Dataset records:

>> begin

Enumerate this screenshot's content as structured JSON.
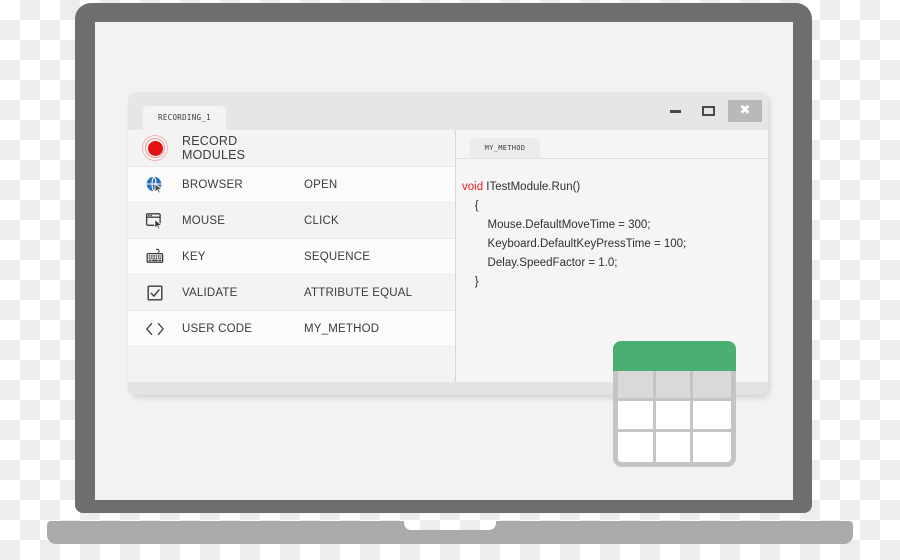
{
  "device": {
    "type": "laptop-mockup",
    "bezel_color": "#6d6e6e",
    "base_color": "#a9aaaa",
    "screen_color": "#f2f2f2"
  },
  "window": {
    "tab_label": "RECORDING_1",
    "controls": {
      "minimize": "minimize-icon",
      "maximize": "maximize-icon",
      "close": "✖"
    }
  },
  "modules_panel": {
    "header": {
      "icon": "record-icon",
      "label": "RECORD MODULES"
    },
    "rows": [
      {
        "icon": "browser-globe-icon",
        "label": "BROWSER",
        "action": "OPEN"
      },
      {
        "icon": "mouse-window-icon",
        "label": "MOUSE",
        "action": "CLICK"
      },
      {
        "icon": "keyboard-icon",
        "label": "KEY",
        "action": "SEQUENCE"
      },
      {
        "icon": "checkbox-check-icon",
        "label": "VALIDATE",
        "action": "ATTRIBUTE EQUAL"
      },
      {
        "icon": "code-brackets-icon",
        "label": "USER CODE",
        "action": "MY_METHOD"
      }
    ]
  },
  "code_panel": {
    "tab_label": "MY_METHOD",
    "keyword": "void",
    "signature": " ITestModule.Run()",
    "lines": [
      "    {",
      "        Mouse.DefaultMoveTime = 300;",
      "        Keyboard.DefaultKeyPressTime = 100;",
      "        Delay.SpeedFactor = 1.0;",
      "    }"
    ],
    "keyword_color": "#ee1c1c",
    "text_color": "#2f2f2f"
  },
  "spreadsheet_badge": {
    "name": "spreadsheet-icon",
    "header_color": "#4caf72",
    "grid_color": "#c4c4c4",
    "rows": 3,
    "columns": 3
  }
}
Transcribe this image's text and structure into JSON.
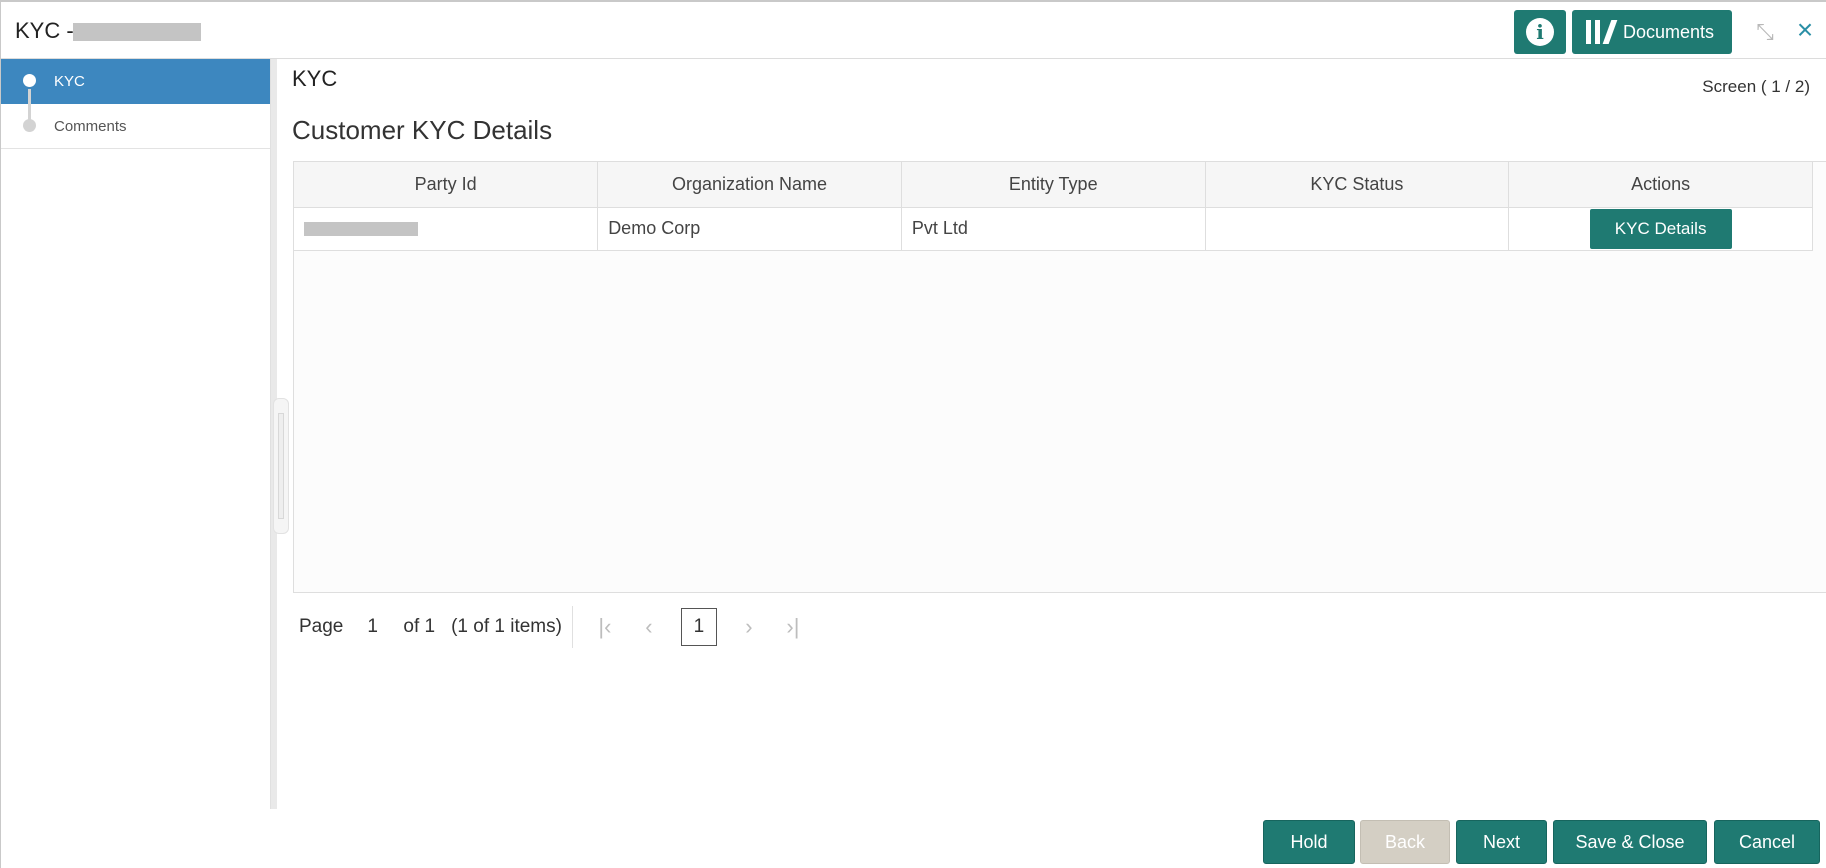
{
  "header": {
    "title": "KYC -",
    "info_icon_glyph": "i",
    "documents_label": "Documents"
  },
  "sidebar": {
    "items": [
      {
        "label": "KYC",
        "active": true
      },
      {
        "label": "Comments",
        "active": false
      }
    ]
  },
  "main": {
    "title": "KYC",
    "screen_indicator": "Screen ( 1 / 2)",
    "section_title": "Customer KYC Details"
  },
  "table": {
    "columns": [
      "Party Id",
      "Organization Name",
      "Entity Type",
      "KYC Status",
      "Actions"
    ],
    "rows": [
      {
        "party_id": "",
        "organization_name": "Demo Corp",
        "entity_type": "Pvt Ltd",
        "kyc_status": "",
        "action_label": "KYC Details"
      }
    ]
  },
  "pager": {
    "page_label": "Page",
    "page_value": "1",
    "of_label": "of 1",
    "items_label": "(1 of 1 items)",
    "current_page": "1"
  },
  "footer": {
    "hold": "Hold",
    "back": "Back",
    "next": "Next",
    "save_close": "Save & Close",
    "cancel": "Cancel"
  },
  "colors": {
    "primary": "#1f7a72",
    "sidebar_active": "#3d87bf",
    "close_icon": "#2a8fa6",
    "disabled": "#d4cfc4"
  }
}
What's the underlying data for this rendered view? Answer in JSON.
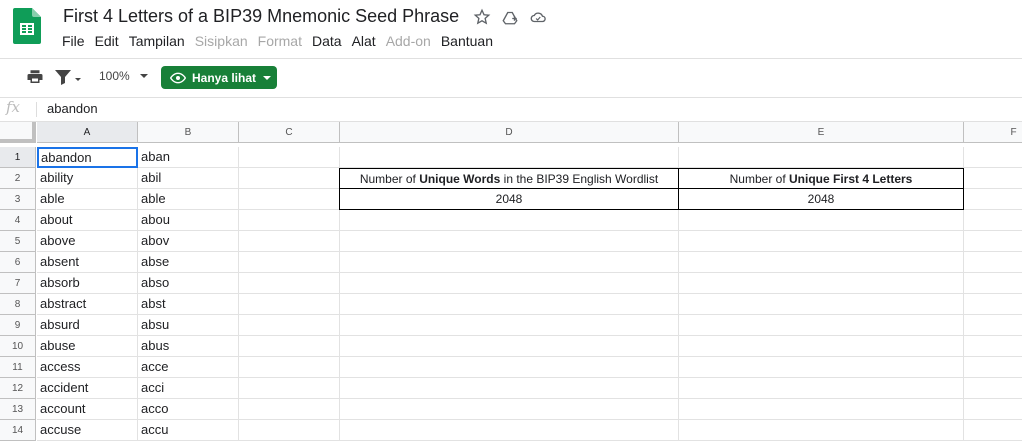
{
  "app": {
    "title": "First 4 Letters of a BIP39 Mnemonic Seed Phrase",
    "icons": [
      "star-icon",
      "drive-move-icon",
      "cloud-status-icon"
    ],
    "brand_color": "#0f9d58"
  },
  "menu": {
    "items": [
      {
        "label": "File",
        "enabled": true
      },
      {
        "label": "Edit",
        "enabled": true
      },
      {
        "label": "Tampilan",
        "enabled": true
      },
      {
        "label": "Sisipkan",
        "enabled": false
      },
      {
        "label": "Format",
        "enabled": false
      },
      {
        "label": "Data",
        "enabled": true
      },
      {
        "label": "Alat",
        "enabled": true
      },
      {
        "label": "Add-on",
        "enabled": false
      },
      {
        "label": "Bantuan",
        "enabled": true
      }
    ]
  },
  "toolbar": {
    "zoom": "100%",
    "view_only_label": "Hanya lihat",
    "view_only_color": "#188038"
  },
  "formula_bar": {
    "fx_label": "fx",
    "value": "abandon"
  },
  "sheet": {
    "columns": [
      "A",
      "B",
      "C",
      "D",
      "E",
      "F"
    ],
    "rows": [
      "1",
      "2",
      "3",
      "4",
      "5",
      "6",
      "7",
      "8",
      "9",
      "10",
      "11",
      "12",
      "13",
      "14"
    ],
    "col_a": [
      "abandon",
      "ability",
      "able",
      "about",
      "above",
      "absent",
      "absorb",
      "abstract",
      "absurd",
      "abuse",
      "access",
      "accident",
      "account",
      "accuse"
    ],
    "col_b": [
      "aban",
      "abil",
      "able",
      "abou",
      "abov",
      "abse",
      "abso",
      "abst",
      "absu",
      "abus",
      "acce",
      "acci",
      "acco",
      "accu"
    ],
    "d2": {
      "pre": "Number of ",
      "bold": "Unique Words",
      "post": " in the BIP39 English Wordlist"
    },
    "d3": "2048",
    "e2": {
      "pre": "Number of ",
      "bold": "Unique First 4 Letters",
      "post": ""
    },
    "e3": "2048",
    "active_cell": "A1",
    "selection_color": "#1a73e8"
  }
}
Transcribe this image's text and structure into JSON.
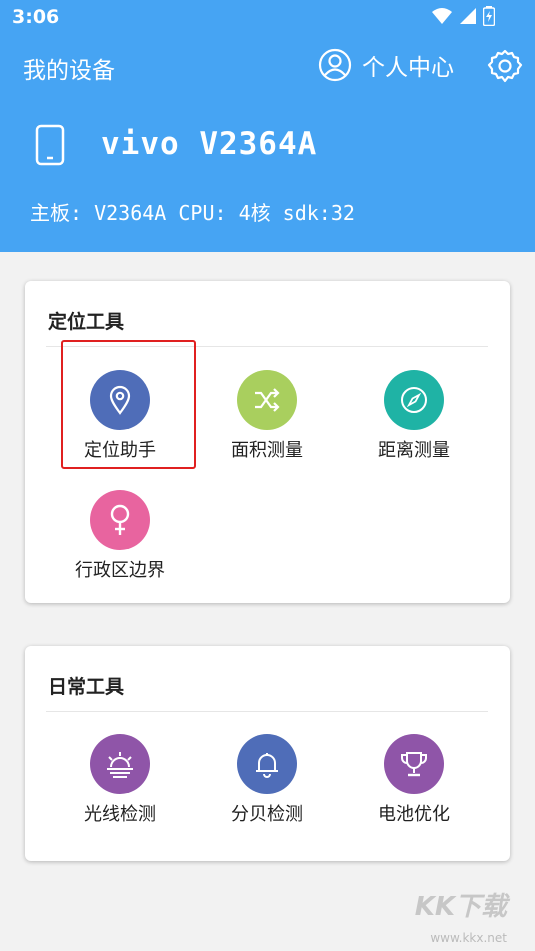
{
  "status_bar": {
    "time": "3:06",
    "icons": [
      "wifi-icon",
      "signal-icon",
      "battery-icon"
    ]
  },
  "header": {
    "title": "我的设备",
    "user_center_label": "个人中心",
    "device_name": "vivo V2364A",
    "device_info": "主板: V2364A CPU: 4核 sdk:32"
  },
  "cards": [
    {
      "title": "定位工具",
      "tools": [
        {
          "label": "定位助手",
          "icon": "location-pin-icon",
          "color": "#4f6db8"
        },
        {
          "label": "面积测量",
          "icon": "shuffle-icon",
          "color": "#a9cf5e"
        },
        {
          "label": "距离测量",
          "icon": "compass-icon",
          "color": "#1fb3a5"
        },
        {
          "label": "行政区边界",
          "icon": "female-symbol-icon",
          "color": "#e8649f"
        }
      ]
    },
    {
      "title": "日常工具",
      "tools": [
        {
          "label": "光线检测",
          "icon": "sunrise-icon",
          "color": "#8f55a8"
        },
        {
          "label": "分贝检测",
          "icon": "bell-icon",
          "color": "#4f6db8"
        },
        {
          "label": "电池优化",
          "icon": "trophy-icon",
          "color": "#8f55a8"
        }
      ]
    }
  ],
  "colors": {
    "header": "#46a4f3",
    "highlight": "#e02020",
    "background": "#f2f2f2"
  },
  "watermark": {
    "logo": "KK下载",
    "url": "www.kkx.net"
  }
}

>> end

What you are asked to do: What is the number of lines in the records that contain the word "this"? Answer with the number and nothing else.

Full response: 4